YOUR TASK:
Lines containing the string "rights" are to be collected in full.

_ _ _ _ _ _ _

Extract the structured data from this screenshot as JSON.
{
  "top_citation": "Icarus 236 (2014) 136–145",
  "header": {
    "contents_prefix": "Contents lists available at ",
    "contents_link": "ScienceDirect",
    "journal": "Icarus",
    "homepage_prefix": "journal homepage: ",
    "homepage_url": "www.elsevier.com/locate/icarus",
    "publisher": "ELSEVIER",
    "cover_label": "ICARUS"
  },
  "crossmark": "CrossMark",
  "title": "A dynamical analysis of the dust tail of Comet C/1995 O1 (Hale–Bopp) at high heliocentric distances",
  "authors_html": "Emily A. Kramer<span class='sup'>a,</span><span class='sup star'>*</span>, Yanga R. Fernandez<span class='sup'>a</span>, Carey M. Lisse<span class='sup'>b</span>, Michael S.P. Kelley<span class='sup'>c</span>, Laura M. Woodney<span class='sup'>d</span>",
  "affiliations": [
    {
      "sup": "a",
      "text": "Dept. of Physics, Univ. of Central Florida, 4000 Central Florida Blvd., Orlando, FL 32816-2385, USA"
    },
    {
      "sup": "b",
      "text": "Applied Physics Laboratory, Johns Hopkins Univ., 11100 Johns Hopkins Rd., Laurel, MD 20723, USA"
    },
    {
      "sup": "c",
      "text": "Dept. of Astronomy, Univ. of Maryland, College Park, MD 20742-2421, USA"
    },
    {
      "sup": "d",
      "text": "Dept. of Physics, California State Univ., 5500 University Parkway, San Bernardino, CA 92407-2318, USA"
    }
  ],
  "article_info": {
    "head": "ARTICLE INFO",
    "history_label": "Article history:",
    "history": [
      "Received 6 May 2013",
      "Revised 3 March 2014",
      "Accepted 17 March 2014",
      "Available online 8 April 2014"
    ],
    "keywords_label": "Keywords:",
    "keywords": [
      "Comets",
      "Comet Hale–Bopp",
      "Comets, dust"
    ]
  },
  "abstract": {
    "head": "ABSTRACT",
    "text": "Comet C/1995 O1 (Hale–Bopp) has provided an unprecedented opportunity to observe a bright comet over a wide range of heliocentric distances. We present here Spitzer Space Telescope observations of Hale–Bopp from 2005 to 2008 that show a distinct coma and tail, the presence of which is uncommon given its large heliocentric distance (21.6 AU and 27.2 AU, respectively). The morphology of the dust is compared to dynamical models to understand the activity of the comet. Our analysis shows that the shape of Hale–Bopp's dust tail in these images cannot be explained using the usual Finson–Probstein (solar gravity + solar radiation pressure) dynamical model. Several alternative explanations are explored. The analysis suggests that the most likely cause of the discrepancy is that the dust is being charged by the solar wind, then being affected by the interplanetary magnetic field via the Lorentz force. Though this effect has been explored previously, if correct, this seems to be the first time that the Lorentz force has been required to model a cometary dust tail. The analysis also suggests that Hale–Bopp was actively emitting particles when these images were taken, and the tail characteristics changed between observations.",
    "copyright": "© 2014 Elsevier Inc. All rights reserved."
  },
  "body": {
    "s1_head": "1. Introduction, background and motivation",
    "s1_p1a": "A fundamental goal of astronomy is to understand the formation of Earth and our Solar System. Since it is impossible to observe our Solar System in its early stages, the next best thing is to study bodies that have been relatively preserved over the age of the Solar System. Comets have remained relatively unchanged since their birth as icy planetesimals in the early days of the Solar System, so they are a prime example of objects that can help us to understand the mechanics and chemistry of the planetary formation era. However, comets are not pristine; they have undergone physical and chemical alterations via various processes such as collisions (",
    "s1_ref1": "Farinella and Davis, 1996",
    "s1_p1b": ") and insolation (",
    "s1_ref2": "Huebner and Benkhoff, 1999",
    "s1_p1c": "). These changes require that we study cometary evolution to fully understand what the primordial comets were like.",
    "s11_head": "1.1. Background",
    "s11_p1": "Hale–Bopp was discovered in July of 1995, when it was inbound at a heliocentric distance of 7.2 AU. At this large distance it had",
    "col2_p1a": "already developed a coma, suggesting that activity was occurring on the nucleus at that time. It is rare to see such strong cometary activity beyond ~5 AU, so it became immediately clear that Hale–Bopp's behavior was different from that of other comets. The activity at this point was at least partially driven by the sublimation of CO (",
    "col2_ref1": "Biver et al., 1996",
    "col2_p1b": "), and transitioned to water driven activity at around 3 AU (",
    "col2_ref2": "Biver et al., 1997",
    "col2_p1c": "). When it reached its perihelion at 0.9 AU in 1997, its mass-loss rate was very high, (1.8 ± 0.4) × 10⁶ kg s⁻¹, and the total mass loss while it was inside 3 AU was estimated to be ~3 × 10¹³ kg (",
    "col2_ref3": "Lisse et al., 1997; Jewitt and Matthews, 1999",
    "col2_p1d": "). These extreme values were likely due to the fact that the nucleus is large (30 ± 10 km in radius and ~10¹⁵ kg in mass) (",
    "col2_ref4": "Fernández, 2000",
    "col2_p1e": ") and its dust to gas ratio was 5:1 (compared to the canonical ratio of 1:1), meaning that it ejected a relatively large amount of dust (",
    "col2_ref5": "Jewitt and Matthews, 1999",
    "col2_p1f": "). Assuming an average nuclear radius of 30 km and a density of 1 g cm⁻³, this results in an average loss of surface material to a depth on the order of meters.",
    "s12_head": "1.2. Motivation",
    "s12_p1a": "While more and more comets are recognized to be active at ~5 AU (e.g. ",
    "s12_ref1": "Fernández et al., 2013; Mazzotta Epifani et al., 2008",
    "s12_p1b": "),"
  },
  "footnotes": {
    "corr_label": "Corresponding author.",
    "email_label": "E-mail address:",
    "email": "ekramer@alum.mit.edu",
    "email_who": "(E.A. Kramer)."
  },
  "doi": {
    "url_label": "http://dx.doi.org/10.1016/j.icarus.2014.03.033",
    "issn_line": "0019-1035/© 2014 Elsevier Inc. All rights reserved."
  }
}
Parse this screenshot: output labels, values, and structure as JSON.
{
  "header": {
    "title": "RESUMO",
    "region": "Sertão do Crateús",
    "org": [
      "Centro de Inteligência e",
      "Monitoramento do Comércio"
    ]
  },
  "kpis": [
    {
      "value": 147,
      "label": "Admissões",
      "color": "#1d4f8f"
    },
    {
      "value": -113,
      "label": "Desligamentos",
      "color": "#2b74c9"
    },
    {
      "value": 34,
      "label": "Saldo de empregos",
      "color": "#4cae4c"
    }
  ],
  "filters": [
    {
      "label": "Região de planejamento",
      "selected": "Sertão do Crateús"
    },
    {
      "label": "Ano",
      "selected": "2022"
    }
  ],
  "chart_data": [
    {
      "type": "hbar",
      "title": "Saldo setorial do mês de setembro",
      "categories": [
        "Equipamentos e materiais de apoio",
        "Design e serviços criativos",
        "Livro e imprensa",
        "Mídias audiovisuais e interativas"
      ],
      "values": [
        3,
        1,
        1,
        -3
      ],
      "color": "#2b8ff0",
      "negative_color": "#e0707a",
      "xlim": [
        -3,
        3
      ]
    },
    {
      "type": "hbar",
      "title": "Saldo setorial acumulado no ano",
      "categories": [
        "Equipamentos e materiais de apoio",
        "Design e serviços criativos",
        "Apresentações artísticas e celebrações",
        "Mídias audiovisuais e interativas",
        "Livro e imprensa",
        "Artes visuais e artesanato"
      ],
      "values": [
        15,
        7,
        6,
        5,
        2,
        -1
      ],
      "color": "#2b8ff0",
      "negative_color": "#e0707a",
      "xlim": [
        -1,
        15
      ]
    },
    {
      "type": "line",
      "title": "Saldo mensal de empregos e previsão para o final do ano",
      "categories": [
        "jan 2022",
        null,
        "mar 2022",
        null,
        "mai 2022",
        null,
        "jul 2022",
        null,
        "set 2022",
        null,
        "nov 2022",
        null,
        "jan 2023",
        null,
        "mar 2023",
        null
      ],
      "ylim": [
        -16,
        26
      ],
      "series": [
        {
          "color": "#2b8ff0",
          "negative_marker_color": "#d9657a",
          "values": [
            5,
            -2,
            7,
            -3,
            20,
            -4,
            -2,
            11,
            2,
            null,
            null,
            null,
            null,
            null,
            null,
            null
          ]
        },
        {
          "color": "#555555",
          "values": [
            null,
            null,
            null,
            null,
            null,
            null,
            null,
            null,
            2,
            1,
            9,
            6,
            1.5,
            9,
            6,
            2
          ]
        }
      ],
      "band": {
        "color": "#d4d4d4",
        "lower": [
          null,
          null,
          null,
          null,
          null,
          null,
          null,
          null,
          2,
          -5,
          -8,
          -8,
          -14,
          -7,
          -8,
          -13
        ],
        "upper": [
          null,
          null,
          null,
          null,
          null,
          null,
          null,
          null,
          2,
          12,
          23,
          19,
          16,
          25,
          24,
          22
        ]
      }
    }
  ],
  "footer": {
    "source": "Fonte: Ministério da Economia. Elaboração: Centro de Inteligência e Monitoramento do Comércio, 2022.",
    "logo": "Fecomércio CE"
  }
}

_ _ _ _ _ _ _

EXPECTED ANSWER:
    "copyright": "© 2014 Elsevier Inc. All rights reserved."
    "issn_line": "0019-1035/© 2014 Elsevier Inc. All rights reserved."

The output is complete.